▸ **What you are asked to do**
Please filter the data below and copy out every line that contains the word "Properties".

▸ **Provided material**
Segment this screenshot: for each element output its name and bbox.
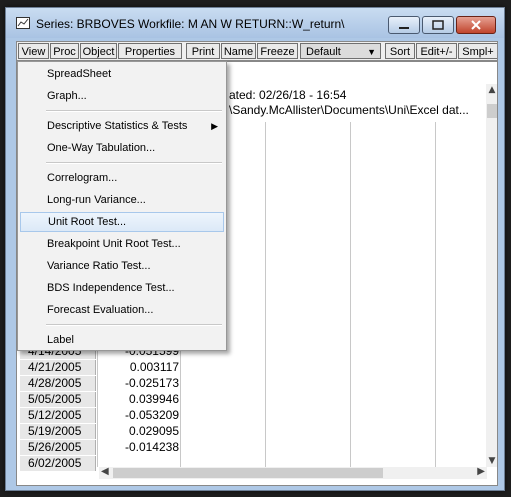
menu-item-variance-ratio-test[interactable]: Variance Ratio Test... <box>20 256 224 276</box>
scroll-thumb[interactable] <box>487 104 497 118</box>
maximize-icon[interactable] <box>422 16 454 34</box>
row-value[interactable]: -0.014238 <box>97 440 179 455</box>
proc-button[interactable]: Proc <box>50 43 79 59</box>
menu-separator <box>46 110 222 112</box>
row-date: 5/05/2005 <box>20 392 96 407</box>
window-title: Series: BRBOVES Workfile: M AN W RETURN:… <box>36 17 345 31</box>
menu-item-correlogram[interactable]: Correlogram... <box>20 168 224 188</box>
row-value[interactable]: 0.029095 <box>97 424 179 439</box>
menu-item-graph[interactable]: Graph... <box>20 86 224 106</box>
close-icon[interactable] <box>456 16 496 34</box>
menu-item-forecast-evaluation[interactable]: Forecast Evaluation... <box>20 300 224 320</box>
scroll-up-icon[interactable]: ▲ <box>486 85 497 95</box>
menu-item-unit-root-test[interactable]: Unit Root Test... <box>20 212 224 232</box>
table-row[interactable]: 5/12/2005 -0.053209 <box>17 408 487 424</box>
name-button[interactable]: Name <box>221 43 256 59</box>
scroll-right-icon[interactable]: ▶ <box>477 466 485 477</box>
sample-button[interactable]: Smpl+ <box>458 43 497 59</box>
title-bar[interactable]: Series: BRBOVES Workfile: M AN W RETURN:… <box>6 8 504 38</box>
row-value[interactable]: 0.039946 <box>97 392 179 407</box>
series-window-icon[interactable] <box>16 17 30 29</box>
menu-item-bds-independence-test[interactable]: BDS Independence Test... <box>20 278 224 298</box>
row-date: 4/21/2005 <box>20 360 96 375</box>
row-date: 6/02/2005 <box>20 456 96 471</box>
table-row[interactable]: 4/21/2005 0.003117 <box>17 360 487 376</box>
display-select[interactable]: Default ▼ <box>300 43 381 59</box>
menu-item-label: Descriptive Statistics & Tests <box>47 120 188 132</box>
object-button[interactable]: Object <box>80 43 117 59</box>
row-value[interactable]: -0.025173 <box>97 376 179 391</box>
row-date: 5/26/2005 <box>20 440 96 455</box>
modified-info: ated: 02/26/18 - 16:54 <box>229 88 347 102</box>
source-path: \Sandy.McAllister\Documents\Uni\Excel da… <box>229 103 469 117</box>
edit-button[interactable]: Edit+/- <box>416 43 457 59</box>
submenu-arrow-icon: ▶ <box>211 121 218 131</box>
sort-button[interactable]: Sort <box>385 43 415 59</box>
freeze-button[interactable]: Freeze <box>257 43 298 59</box>
menu-item-one-way-tabulation[interactable]: One-Way Tabulation... <box>20 138 224 158</box>
display-select-value: Default <box>306 46 341 58</box>
row-date: 5/19/2005 <box>20 424 96 439</box>
horizontal-scrollbar[interactable]: ◀ ▶ <box>99 466 487 479</box>
table-row[interactable]: 4/28/2005 -0.025173 <box>17 376 487 392</box>
table-row[interactable]: 5/26/2005 -0.014238 <box>17 440 487 456</box>
minimize-icon[interactable] <box>388 16 420 34</box>
table-row[interactable]: 5/19/2005 0.029095 <box>17 424 487 440</box>
menu-item-descriptive-stats[interactable]: Descriptive Statistics & Tests ▶ <box>20 116 224 136</box>
row-value[interactable]: 0.003117 <box>97 360 179 375</box>
chevron-down-icon: ▼ <box>367 47 376 57</box>
row-date: 4/28/2005 <box>20 376 96 391</box>
toolbar: View Proc Object Properties Print Name F… <box>16 41 498 61</box>
properties-button[interactable]: Properties <box>118 43 182 59</box>
menu-item-breakpoint-unit-root-test[interactable]: Breakpoint Unit Root Test... <box>20 234 224 254</box>
menu-item-label[interactable]: Label <box>20 330 224 350</box>
scroll-left-icon[interactable]: ◀ <box>101 466 109 477</box>
menu-item-long-run-variance[interactable]: Long-run Variance... <box>20 190 224 210</box>
table-row[interactable]: 5/05/2005 0.039946 <box>17 392 487 408</box>
menu-separator <box>46 324 222 326</box>
scroll-thumb[interactable] <box>113 468 383 478</box>
row-date: 5/12/2005 <box>20 408 96 423</box>
scroll-down-icon[interactable]: ▼ <box>486 456 497 466</box>
view-button[interactable]: View <box>18 43 49 59</box>
row-value[interactable]: -0.053209 <box>97 408 179 423</box>
print-button[interactable]: Print <box>186 43 220 59</box>
view-menu: SpreadSheet Graph... Descriptive Statist… <box>17 61 227 351</box>
menu-item-spreadsheet[interactable]: SpreadSheet <box>20 64 224 84</box>
menu-separator <box>46 162 222 164</box>
vertical-scrollbar[interactable]: ▲ ▼ <box>486 84 497 467</box>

▸ **Exercise solution**
toolbar: View Proc Object Properties Print Name F… <box>16 41 498 61</box>
properties-button[interactable]: Properties <box>118 43 182 59</box>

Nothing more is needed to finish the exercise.